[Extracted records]
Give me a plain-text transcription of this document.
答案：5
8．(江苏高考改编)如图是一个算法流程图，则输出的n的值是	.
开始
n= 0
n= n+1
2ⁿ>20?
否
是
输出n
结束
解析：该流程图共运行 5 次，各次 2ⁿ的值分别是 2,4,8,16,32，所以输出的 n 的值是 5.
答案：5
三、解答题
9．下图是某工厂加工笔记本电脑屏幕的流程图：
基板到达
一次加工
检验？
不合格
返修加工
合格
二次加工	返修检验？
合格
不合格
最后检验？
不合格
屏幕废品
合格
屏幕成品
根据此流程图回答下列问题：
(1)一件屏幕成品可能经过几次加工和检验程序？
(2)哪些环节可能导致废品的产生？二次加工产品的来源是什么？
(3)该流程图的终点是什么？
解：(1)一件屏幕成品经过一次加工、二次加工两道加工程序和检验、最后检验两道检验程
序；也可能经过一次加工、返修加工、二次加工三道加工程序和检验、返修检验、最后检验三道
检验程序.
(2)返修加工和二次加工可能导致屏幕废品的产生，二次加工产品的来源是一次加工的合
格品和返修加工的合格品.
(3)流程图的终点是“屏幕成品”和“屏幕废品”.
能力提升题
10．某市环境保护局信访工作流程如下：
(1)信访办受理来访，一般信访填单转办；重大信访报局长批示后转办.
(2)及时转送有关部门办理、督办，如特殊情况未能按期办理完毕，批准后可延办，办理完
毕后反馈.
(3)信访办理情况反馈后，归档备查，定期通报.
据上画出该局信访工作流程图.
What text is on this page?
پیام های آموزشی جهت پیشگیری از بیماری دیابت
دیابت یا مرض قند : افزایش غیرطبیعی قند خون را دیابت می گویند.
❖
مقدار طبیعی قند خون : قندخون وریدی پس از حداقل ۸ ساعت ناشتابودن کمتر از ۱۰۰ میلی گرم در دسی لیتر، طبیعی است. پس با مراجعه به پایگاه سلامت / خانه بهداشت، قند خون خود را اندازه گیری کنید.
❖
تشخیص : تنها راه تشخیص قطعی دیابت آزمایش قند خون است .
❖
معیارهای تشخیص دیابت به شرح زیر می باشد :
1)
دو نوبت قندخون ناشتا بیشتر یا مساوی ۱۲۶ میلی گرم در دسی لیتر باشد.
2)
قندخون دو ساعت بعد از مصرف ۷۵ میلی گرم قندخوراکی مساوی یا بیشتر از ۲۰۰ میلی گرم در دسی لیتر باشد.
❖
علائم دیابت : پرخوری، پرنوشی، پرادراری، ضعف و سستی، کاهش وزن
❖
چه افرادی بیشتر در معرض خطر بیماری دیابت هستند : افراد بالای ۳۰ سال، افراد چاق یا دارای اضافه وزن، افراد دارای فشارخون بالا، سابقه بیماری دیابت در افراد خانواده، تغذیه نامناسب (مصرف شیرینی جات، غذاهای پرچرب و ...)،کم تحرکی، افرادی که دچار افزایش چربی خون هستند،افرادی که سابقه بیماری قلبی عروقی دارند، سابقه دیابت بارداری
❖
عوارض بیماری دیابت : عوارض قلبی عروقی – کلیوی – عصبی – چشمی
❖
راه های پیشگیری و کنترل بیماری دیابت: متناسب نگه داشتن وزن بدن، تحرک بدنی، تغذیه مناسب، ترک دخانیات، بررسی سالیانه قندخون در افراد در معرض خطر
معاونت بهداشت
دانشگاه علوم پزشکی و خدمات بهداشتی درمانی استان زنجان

**Task details:**
Send back exactly the lines from the line with "What text is on this page?" through the end of the records.

**Written answer:**
What text is on this page?
پیام های آموزشی جهت پیشگیری از بیماری دیابت
دیابت یا مرض قند : افزایش غیرطبیعی قند خون را دیابت می گویند.
❖
مقدار طبیعی قند خون : قندخون وریدی پس از حداقل ۸ ساعت ناشتابودن کمتر از ۱۰۰ میلی گرم در دسی لیتر، طبیعی است. پس با مراجعه به پایگاه سلامت / خانه بهداشت، قند خون خود را اندازه گیری کنید.
❖
تشخیص : تنها راه تشخیص قطعی دیابت آزمایش قند خون است .
❖
معیارهای تشخیص دیابت به شرح زیر می باشد :
1)
دو نوبت قندخون ناشتا بیشتر یا مساوی ۱۲۶ میلی گرم در دسی لیتر باشد.
2)
قندخون دو ساعت بعد از مصرف ۷۵ میلی گرم قندخوراکی مساوی یا بیشتر از ۲۰۰ میلی گرم در دسی لیتر باشد.
❖
علائم دیابت : پرخوری، پرنوشی، پرادراری، ضعف و سستی، کاهش وزن
❖
چه افرادی بیشتر در معرض خطر بیماری دیابت هستند : افراد بالای ۳۰ سال، افراد چاق یا دارای اضافه وزن، افراد دارای فشارخون بالا، سابقه بیماری دیابت در افراد خانواده، تغذیه نامناسب (مصرف شیرینی جات، غذاهای پرچرب و ...)،کم تحرکی، افرادی که دچار افزایش چربی خون هستند،افرادی که سابقه بیماری قلبی عروقی دارند، سابقه دیابت بارداری
❖
عوارض بیماری دیابت : عوارض قلبی عروقی – کلیوی – عصبی – چشمی
❖
راه های پیشگیری و کنترل بیماری دیابت: متناسب نگه داشتن وزن بدن، تحرک بدنی، تغذیه مناسب، ترک دخانیات، بررسی سالیانه قندخون در افراد در معرض خطر
معاونت بهداشت
دانشگاه علوم پزشکی و خدمات بهداشتی درمانی استان زنجان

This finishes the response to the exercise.